Given exercise
Below is a listing; copy all of it exactly.

The records
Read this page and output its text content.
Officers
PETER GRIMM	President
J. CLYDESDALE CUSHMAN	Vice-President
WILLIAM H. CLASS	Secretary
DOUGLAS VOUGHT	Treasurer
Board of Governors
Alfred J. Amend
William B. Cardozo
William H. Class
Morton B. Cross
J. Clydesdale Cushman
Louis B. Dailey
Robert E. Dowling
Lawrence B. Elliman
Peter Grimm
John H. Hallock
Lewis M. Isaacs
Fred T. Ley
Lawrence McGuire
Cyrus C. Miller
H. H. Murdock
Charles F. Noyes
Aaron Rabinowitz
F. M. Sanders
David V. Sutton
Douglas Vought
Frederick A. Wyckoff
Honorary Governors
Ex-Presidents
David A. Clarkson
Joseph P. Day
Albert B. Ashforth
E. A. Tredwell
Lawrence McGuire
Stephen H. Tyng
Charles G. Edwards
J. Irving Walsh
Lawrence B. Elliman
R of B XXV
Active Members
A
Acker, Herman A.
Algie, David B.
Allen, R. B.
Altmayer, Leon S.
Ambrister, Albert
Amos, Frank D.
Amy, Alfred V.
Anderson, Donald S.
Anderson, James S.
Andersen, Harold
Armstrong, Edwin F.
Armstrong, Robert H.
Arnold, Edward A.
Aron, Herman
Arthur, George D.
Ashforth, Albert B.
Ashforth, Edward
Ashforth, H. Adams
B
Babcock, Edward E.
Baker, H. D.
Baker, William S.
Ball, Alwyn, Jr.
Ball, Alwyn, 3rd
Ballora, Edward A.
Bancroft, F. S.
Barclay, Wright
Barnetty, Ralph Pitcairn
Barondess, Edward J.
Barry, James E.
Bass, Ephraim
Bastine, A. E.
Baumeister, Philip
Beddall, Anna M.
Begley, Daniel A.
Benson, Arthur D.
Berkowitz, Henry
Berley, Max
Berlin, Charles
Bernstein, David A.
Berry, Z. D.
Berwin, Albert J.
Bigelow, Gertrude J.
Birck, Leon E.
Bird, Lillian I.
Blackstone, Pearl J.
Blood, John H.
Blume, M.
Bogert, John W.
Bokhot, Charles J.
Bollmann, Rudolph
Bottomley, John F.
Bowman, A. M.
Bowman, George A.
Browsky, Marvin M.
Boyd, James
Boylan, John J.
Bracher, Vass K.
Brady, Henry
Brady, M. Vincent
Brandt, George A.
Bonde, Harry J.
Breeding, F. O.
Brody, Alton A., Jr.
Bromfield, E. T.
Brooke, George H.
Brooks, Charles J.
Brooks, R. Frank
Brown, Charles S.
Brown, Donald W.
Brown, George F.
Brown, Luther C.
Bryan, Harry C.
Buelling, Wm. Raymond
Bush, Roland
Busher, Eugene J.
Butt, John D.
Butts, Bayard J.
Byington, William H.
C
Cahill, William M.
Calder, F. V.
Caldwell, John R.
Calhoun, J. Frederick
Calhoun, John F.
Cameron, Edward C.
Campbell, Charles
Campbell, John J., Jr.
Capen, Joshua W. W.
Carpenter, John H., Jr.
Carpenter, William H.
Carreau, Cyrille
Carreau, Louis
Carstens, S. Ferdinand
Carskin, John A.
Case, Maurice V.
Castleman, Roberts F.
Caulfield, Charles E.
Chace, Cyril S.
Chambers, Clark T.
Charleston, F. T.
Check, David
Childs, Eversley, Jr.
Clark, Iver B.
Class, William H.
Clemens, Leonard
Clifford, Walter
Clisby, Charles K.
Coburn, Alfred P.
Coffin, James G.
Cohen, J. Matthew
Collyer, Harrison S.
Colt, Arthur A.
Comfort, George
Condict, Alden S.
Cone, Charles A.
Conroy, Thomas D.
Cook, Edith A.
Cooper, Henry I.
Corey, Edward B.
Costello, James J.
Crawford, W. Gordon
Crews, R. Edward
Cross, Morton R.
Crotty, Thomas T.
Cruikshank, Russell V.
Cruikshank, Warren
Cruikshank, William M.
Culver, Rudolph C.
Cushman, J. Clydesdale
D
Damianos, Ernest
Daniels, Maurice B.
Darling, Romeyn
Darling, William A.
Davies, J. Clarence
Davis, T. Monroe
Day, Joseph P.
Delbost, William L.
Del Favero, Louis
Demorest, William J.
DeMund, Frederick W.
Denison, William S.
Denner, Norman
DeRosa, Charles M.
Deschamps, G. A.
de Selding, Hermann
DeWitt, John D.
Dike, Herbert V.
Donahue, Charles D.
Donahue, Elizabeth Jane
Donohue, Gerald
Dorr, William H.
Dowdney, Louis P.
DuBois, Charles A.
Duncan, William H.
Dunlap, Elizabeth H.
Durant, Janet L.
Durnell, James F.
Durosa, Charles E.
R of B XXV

Answer for the task
Read this page and output its text content.
Officers
PETER GRIMM	President
J. CLYDESDALE CUSHMAN	Vice-President
WILLIAM H. CLASS	Secretary
DOUGLAS VOUGHT	Treasurer
Board of Governors
Alfred J. Amend
William B. Cardozo
William H. Class
Morton B. Cross
J. Clydesdale Cushman
Louis B. Dailey
Robert E. Dowling
Lawrence B. Elliman
Peter Grimm
John H. Hallock
Lewis M. Isaacs
Fred T. Ley
Lawrence McGuire
Cyrus C. Miller
H. H. Murdock
Charles F. Noyes
Aaron Rabinowitz
F. M. Sanders
David V. Sutton
Douglas Vought
Frederick A. Wyckoff
Honorary Governors
Ex-Presidents
David A. Clarkson
Joseph P. Day
Albert B. Ashforth
E. A. Tredwell
Lawrence McGuire
Stephen H. Tyng
Charles G. Edwards
J. Irving Walsh
Lawrence B. Elliman
R of B XXV
Active Members
A
Acker, Herman A.
Algie, David B.
Allen, R. B.
Altmayer, Leon S.
Ambrister, Albert
Amos, Frank D.
Amy, Alfred V.
Anderson, Donald S.
Anderson, James S.
Andersen, Harold
Armstrong, Edwin F.
Armstrong, Robert H.
Arnold, Edward A.
Aron, Herman
Arthur, George D.
Ashforth, Albert B.
Ashforth, Edward
Ashforth, H. Adams
B
Babcock, Edward E.
Baker, H. D.
Baker, William S.
Ball, Alwyn, Jr.
Ball, Alwyn, 3rd
Ballora, Edward A.
Bancroft, F. S.
Barclay, Wright
Barnetty, Ralph Pitcairn
Barondess, Edward J.
Barry, James E.
Bass, Ephraim
Bastine, A. E.
Baumeister, Philip
Beddall, Anna M.
Begley, Daniel A.
Benson, Arthur D.
Berkowitz, Henry
Berley, Max
Berlin, Charles
Bernstein, David A.
Berry, Z. D.
Berwin, Albert J.
Bigelow, Gertrude J.
Birck, Leon E.
Bird, Lillian I.
Blackstone, Pearl J.
Blood, John H.
Blume, M.
Bogert, John W.
Bokhot, Charles J.
Bollmann, Rudolph
Bottomley, John F.
Bowman, A. M.
Bowman, George A.
Browsky, Marvin M.
Boyd, James
Boylan, John J.
Bracher, Vass K.
Brady, Henry
Brady, M. Vincent
Brandt, George A.
Bonde, Harry J.
Breeding, F. O.
Brody, Alton A., Jr.
Bromfield, E. T.
Brooke, George H.
Brooks, Charles J.
Brooks, R. Frank
Brown, Charles S.
Brown, Donald W.
Brown, George F.
Brown, Luther C.
Bryan, Harry C.
Buelling, Wm. Raymond
Bush, Roland
Busher, Eugene J.
Butt, John D.
Butts, Bayard J.
Byington, William H.
C
Cahill, William M.
Calder, F. V.
Caldwell, John R.
Calhoun, J. Frederick
Calhoun, John F.
Cameron, Edward C.
Campbell, Charles
Campbell, John J., Jr.
Capen, Joshua W. W.
Carpenter, John H., Jr.
Carpenter, William H.
Carreau, Cyrille
Carreau, Louis
Carstens, S. Ferdinand
Carskin, John A.
Case, Maurice V.
Castleman, Roberts F.
Caulfield, Charles E.
Chace, Cyril S.
Chambers, Clark T.
Charleston, F. T.
Check, David
Childs, Eversley, Jr.
Clark, Iver B.
Class, William H.
Clemens, Leonard
Clifford, Walter
Clisby, Charles K.
Coburn, Alfred P.
Coffin, James G.
Cohen, J. Matthew
Collyer, Harrison S.
Colt, Arthur A.
Comfort, George
Condict, Alden S.
Cone, Charles A.
Conroy, Thomas D.
Cook, Edith A.
Cooper, Henry I.
Corey, Edward B.
Costello, James J.
Crawford, W. Gordon
Crews, R. Edward
Cross, Morton R.
Crotty, Thomas T.
Cruikshank, Russell V.
Cruikshank, Warren
Cruikshank, William M.
Culver, Rudolph C.
Cushman, J. Clydesdale
D
Damianos, Ernest
Daniels, Maurice B.
Darling, Romeyn
Darling, William A.
Davies, J. Clarence
Davis, T. Monroe
Day, Joseph P.
Delbost, William L.
Del Favero, Louis
Demorest, William J.
DeMund, Frederick W.
Denison, William S.
Denner, Norman
DeRosa, Charles M.
Deschamps, G. A.
de Selding, Hermann
DeWitt, John D.
Dike, Herbert V.
Donahue, Charles D.
Donahue, Elizabeth Jane
Donohue, Gerald
Dorr, William H.
Dowdney, Louis P.
DuBois, Charles A.
Duncan, William H.
Dunlap, Elizabeth H.
Durant, Janet L.
Durnell, James F.
Durosa, Charles E.
R of B XXV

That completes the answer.